EXTRAIT CHOISI —
Considérations pertinentes pour la détermination de l’enquête d’intérêt public
En vertu de la LDN, j’ai un large pouvoir discrétionnaire pour décider si la CPPM devrait ternir une enquête d’intérêt public. La LDN stipule comme suit :
- 250.38 (1) S’il l’estime préférable dans l’intérêt public, le président peut, à tout moment en cours d’examen d’une plainte pour inconduite ou d’une plainte pour ingérence, faire tenir une enquête par la Commission et, si les circonstances le justifient, convoquer une audience pour enquêter sur cette plainte.2
Les facteurs suivants, qui ne sont pas exhaustifs, ont été reconnus par la CPPM comme étant pertinents pour les décisions relatives à la tenue des enquêtes d’intérêt public à l’égard des plaintes :
- La gravité de la conduite alléguée;
- Les questions de nature systémique soulevées dans la plainte;
- L’implication des cadres supérieurs ou des hauts gradés militaires;
- L’intérêt du public relativement aux questions liées à la plainte;
- Des considérations procédurales qui feraient en sorte qu’il serait plus juste, crédible, cohérent ou efficace de traiter la plainte comme une affaire d’intérêt public.
Tous ces facteurs ne sont pas pertinents dans tous les cas. Ceux qui le sont pour cette plainte sont examinés ci-dessous, fournissant la justification de ma décision.
La gravité des allégations
Les allégations contenues dans cette plainte sont importantes. Si elles s’avèrent fondées, elles pourraient constituer un manquement délibéré d’enquêter correctement l’allégation grave d’inconduite sexuelle, et ce, peut-être parce que l’enquête a été menée dans le but de parvenir à une conclusion prédéterminée. De plus, les allégations « [d’]accusations forcées » et de « fuites médiatiques » intentionnelles compromettent l’intégrité de l’enquête et l’indépendance de la police militaire si elles ne sont pas examinées.

CONSIGNE — D'après l'extrait choisi, quels types de plaintes l'article 250.38 (1) de la LDN vise-t-il ?

DONNÉES FOURNIES —
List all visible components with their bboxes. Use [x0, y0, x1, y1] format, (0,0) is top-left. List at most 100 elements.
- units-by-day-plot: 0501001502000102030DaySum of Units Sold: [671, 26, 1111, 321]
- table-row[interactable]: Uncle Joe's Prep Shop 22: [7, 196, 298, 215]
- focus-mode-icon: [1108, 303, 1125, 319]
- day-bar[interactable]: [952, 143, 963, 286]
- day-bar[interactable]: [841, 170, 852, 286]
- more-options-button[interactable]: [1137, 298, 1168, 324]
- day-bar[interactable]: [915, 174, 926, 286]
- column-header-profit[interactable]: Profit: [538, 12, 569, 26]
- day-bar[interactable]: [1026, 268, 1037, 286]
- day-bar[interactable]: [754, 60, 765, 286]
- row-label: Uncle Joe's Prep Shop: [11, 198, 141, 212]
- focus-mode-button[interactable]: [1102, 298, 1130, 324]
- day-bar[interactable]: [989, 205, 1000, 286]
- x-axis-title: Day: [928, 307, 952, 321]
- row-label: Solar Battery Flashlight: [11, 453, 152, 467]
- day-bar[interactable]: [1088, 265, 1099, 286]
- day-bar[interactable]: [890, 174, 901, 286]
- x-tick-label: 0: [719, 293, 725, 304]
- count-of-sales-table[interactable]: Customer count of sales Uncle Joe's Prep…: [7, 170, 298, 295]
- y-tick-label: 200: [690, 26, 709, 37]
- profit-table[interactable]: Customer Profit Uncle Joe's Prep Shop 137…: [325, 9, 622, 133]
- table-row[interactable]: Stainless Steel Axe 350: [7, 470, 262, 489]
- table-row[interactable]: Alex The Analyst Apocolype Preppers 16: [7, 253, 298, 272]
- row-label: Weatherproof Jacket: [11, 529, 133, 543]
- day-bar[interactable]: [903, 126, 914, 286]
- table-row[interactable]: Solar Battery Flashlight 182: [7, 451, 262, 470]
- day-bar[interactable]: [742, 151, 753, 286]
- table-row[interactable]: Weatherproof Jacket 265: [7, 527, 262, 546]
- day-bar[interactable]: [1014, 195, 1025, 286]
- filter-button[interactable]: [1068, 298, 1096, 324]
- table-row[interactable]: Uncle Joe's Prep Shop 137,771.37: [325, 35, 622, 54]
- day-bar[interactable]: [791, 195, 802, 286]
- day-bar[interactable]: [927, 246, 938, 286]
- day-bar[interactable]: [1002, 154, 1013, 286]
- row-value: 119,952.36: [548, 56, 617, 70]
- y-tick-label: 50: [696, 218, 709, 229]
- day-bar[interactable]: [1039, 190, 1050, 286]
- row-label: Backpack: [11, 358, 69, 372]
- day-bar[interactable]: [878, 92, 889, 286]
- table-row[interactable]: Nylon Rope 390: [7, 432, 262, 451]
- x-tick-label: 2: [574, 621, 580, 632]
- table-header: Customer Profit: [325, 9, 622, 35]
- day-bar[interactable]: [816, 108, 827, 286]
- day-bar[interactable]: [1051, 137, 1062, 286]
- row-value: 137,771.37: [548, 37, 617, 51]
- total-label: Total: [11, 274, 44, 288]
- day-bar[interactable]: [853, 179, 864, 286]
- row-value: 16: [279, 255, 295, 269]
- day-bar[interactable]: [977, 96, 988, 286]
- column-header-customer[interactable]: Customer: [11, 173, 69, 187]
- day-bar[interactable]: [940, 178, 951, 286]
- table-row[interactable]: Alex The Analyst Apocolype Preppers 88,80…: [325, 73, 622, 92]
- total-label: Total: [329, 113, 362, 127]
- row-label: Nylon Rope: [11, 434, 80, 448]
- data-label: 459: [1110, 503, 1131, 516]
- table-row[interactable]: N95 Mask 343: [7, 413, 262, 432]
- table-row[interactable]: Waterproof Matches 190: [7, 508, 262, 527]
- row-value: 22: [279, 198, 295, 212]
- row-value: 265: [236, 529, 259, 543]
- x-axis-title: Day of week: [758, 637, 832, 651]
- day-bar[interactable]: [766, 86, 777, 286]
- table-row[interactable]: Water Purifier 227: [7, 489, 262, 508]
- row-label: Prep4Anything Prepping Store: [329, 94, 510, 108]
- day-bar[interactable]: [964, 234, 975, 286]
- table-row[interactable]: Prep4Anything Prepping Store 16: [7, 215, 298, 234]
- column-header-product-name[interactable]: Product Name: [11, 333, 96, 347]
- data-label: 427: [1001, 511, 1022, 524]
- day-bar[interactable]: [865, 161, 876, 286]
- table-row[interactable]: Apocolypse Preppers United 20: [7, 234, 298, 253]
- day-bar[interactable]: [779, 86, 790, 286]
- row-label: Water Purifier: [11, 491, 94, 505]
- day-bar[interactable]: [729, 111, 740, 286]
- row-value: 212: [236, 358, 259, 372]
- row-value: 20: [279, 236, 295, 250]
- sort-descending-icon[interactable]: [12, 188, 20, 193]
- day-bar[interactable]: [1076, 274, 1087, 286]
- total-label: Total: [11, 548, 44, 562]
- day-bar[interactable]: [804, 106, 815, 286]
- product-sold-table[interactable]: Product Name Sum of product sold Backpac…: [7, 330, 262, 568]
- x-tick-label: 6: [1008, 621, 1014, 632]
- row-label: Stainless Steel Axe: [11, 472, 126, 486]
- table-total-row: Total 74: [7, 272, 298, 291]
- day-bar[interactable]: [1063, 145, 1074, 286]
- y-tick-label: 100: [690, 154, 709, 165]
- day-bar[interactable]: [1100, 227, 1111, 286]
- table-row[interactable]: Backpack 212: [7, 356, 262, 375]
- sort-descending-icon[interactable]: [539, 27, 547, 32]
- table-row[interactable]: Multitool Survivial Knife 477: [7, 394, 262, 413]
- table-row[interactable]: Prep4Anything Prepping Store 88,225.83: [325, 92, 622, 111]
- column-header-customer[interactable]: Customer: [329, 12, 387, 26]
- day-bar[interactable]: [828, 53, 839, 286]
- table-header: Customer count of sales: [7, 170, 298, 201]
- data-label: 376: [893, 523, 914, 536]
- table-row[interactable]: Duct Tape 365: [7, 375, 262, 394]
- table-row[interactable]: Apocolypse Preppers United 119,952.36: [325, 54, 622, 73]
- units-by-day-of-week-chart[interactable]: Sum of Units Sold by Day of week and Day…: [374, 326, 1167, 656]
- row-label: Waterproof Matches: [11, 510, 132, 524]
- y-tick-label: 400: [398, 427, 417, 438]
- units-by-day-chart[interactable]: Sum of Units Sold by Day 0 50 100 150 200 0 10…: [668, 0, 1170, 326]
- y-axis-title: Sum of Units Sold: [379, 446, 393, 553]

CORRIGÉ — Il vise les plaintes pour inconduite et les plaintes pour ingérence.